WHAT THIS TASK INVOLVES >> Read through the entries below and return each line with the word "scatter".

INFORMATION SUPPLIED >>

⁂

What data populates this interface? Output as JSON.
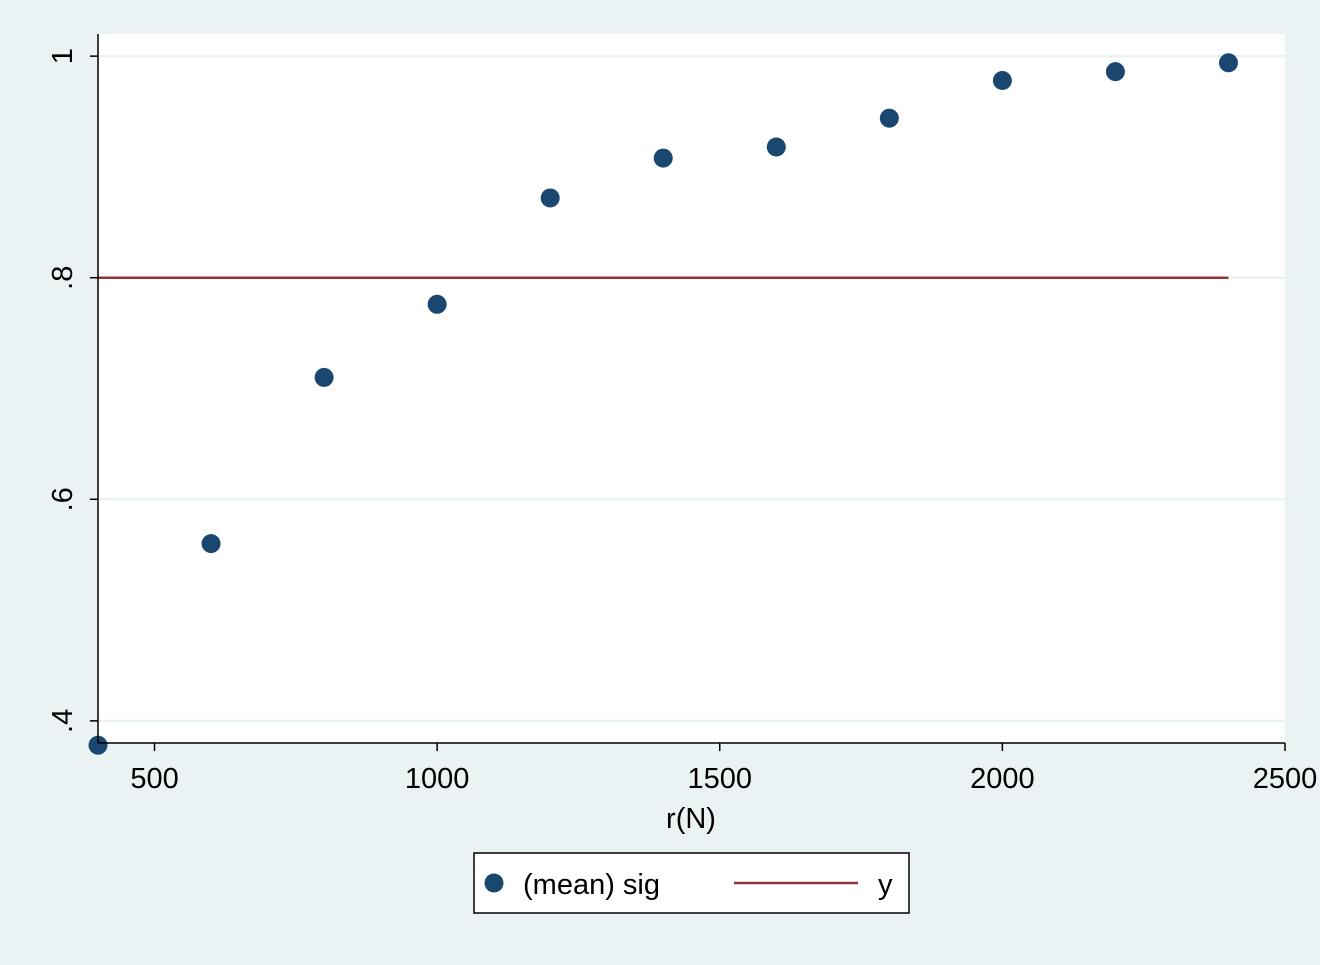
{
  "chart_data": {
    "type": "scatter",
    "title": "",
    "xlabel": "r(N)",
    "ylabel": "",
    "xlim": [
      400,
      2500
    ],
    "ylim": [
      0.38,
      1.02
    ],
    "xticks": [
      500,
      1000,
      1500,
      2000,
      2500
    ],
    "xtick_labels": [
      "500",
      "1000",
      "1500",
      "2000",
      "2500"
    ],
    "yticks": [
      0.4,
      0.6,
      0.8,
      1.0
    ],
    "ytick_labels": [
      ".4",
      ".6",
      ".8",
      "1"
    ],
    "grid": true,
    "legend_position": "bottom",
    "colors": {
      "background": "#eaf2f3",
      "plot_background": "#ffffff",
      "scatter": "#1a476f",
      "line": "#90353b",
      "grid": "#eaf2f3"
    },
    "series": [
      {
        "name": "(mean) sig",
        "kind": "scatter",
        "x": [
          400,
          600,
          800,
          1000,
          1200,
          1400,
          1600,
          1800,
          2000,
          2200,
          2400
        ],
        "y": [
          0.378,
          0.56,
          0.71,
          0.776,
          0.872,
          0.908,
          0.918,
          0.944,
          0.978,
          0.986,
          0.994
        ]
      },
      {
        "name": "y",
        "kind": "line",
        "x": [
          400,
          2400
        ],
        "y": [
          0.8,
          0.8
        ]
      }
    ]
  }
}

⁂

OUTPUT >>
    "type": "scatter",
      "scatter": "#1a476f",
        "kind": "scatter",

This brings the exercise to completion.